◆ **Written task**:
Every entry must be duplicated precisely as written.

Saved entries
>> Begin

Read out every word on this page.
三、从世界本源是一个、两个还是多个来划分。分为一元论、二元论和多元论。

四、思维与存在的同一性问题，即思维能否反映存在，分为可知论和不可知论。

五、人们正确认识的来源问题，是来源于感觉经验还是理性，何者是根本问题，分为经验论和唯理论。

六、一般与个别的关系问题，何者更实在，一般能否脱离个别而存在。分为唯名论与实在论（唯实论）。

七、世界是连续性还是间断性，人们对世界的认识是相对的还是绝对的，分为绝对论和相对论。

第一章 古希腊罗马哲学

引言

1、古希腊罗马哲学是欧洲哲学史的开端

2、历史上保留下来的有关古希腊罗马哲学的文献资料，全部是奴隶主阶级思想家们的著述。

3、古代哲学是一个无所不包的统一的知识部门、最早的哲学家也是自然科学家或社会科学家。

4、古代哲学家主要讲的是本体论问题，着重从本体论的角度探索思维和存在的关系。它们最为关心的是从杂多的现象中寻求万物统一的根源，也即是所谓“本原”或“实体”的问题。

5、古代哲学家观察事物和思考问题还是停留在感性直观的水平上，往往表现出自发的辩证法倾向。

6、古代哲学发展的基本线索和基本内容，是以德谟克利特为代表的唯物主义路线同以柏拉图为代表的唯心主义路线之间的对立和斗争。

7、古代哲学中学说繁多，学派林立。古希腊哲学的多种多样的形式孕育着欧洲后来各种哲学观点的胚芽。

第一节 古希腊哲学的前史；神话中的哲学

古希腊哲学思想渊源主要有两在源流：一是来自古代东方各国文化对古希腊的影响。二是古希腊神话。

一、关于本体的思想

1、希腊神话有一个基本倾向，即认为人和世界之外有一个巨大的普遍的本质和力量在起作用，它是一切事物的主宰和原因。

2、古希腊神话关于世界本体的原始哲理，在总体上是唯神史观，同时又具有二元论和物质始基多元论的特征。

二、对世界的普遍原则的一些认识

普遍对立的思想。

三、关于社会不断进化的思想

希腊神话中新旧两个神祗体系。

>> End

◆ **Written reply**:
Read out every word on this page.
三、从世界本源是一个、两个还是多个来划分。分为一元论、二元论和多元论。

四、思维与存在的同一性问题，即思维能否反映存在，分为可知论和不可知论。

五、人们正确认识的来源问题，是来源于感觉经验还是理性，何者是根本问题，分为经验论和唯理论。

六、一般与个别的关系问题，何者更实在，一般能否脱离个别而存在。分为唯名论与实在论（唯实论）。

七、世界是连续性还是间断性，人们对世界的认识是相对的还是绝对的，分为绝对论和相对论。

第一章 古希腊罗马哲学

引言

1、古希腊罗马哲学是欧洲哲学史的开端

2、历史上保留下来的有关古希腊罗马哲学的文献资料，全部是奴隶主阶级思想家们的著述。

3、古代哲学是一个无所不包的统一的知识部门、最早的哲学家也是自然科学家或社会科学家。

4、古代哲学家主要讲的是本体论问题，着重从本体论的角度探索思维和存在的关系。它们最为关心的是从杂多的现象中寻求万物统一的根源，也即是所谓“本原”或“实体”的问题。

5、古代哲学家观察事物和思考问题还是停留在感性直观的水平上，往往表现出自发的辩证法倾向。

6、古代哲学发展的基本线索和基本内容，是以德谟克利特为代表的唯物主义路线同以柏拉图为代表的唯心主义路线之间的对立和斗争。

7、古代哲学中学说繁多，学派林立。古希腊哲学的多种多样的形式孕育着欧洲后来各种哲学观点的胚芽。

第一节 古希腊哲学的前史；神话中的哲学

古希腊哲学思想渊源主要有两在源流：一是来自古代东方各国文化对古希腊的影响。二是古希腊神话。

一、关于本体的思想

1、希腊神话有一个基本倾向，即认为人和世界之外有一个巨大的普遍的本质和力量在起作用，它是一切事物的主宰和原因。

2、古希腊神话关于世界本体的原始哲理，在总体上是唯神史观，同时又具有二元论和物质始基多元论的特征。

二、对世界的普遍原则的一些认识

普遍对立的思想。

三、关于社会不断进化的思想

希腊神话中新旧两个神祗体系。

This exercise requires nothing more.